Saved data entries —

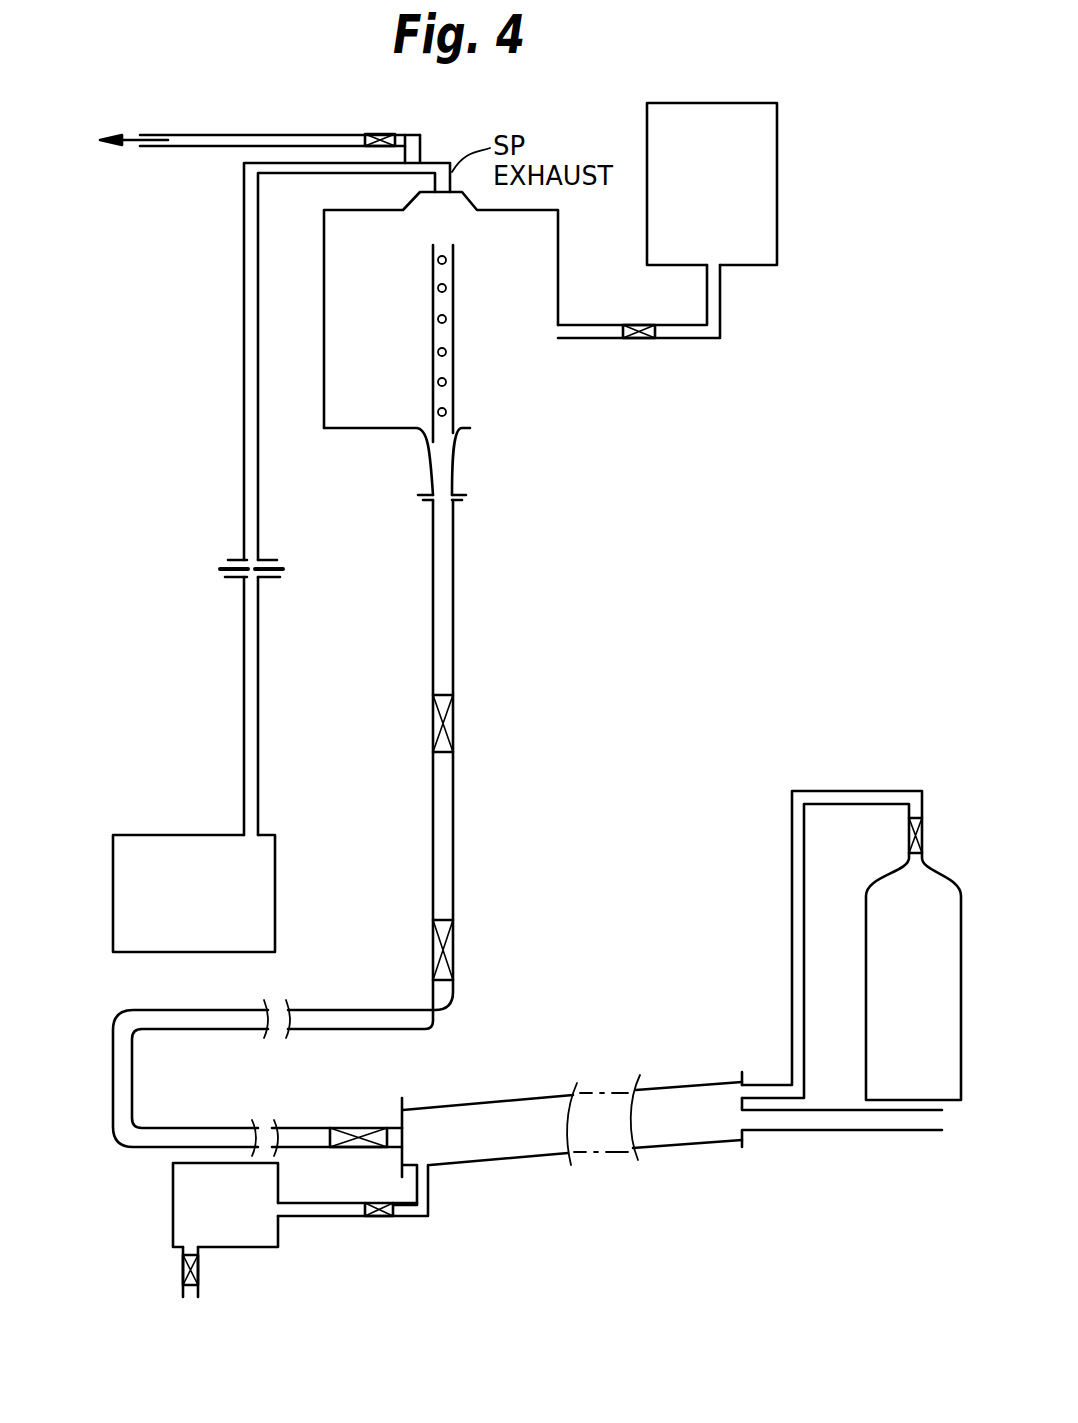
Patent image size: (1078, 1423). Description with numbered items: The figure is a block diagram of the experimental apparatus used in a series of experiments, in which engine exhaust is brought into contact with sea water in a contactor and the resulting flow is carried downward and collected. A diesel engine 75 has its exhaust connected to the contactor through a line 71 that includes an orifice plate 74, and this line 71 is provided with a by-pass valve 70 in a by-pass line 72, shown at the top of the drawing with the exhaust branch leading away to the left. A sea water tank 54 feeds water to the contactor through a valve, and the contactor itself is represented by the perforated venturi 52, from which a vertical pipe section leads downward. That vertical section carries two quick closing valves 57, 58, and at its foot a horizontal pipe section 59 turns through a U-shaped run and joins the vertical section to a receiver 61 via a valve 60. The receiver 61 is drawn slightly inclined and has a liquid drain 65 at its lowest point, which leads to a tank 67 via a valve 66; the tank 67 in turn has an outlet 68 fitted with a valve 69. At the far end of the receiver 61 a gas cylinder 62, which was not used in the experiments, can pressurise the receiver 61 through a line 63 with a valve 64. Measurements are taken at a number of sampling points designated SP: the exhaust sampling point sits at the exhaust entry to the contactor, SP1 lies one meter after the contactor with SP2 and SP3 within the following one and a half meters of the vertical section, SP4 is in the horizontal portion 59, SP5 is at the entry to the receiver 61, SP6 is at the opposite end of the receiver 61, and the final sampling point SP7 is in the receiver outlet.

The venturi 52 is at (455, 466).
The sea water tank 54 is at (778, 200).
The quick closing valve 57 is at (454, 718).
The quick closing valve 58 is at (454, 940).
The horizontal pipe section 59 is at (330, 1010).
The valve 60 is at (352, 1128).
The receiver 61 is at (525, 1098).
The gas cylinder 62 is at (866, 945).
The line 63 is at (792, 985).
The valve 64 is at (922, 835).
The liquid drain 65 is at (430, 1182).
The valve 66 is at (378, 1216).
The tank 67 is at (173, 1198).
The outlet 68 is at (183, 1290).
The valve 69 is at (198, 1267).
The by-pass valve 70 is at (389, 133).
The line 71 is at (244, 252).
The by-pass line 72 is at (418, 133).
The orifice plate 74 is at (233, 557).
The diesel engine 75 is at (178, 835).
The sampling point SP1 is at (454, 650).
The sampling point SP2 is at (454, 803).
The sampling point SP3 is at (454, 905).
The sampling point SP4 is at (132, 1072).
The sampling point SP5 is at (422, 1098).
The sampling point SP6 is at (728, 1082).
The sampling point SP7 is at (792, 1132).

Set task — Format the data as a two-column CSV with the headers description and locations. Give one row for each entry, with its text and its answer each in a single quoted field and line breaks turned into spaces, and leave the pictures out.

Written response —
description,locations
"Patent image size: (1078, 1423). Description with numbered items: The figure is a block diagram of the experimental apparatus used in a series of experiments, in which engine exhaust is brought into contact with sea water in a contactor and the resulting flow is carried downward and collected. A diesel engine 75 has its exhaust connected to the contactor through a line 71 that includes an orifice plate 74, and this line 71 is provided with a by-pass valve 70 in a by-pass line 72, shown at the top of the drawing with the exhaust branch leading away to the left. A sea water tank 54 feeds water to the contactor through a valve, and the contactor itself is represented by the perforated venturi 52, from which a vertical pipe section leads downward. That vertical section carries two quick closing valves 57, 58, and at its foot a horizontal pipe section 59 turns through a U-shaped run and joins the vertical section to a receiver 61 via a valve 60. The receiver 61 is drawn slightly inclined and has a liquid drain 65 at its lowest point, which leads to a tank 67 via a valve 66; the tank 67 in turn has an outlet 68 fitted with a valve 69. At the far end of the receiver 61 a gas cylinder 62, which was not used in the experiments, can pressurise the receiver 61 through a line 63 with a valve 64. Measurements are taken at a number of sampling points designated SP: the exhaust sampling point sits at the exhaust entry to the contactor, SP1 lies one meter after the contactor with SP2 and SP3 within the following one and a half meters of the vertical section, SP4 is in the horizontal portion 59, SP5 is at the entry to the receiver 61, SP6 is at the opposite end of the receiver 61, and the final sampling point SP7 is in the receiver outlet.","The venturi 52 is at (455, 466). The sea water tank 54 is at (778, 200). The quick closing valve 57 is at (454, 718). The quick closing valve 58 is at (454, 940). The horizontal pipe section 59 is at (330, 1010). The valve 60 is at (352, 1128). The receiver 61 is at (525, 1098). The gas cylinder 62 is at (866, 945). The line 63 is at (792, 985). The valve 64 is at (922, 835). The liquid drain 65 is at (430, 1182). The valve 66 is at (378, 1216). The tank 67 is at (173, 1198). The outlet 68 is at (183, 1290). The valve 69 is at (198, 1267). The by-pass valve 70 is at (389, 133). The line 71 is at (244, 252). The by-pass line 72 is at (418, 133). The orifice plate 74 is at (233, 557). The diesel engine 75 is at (178, 835). The sampling point SP1 is at (454, 650). The sampling point SP2 is at (454, 803). The sampling point SP3 is at (454, 905). The sampling point SP4 is at (132, 1072). The sampling point SP5 is at (422, 1098). The sampling point SP6 is at (728, 1082). The sampling point SP7 is at (792, 1132)."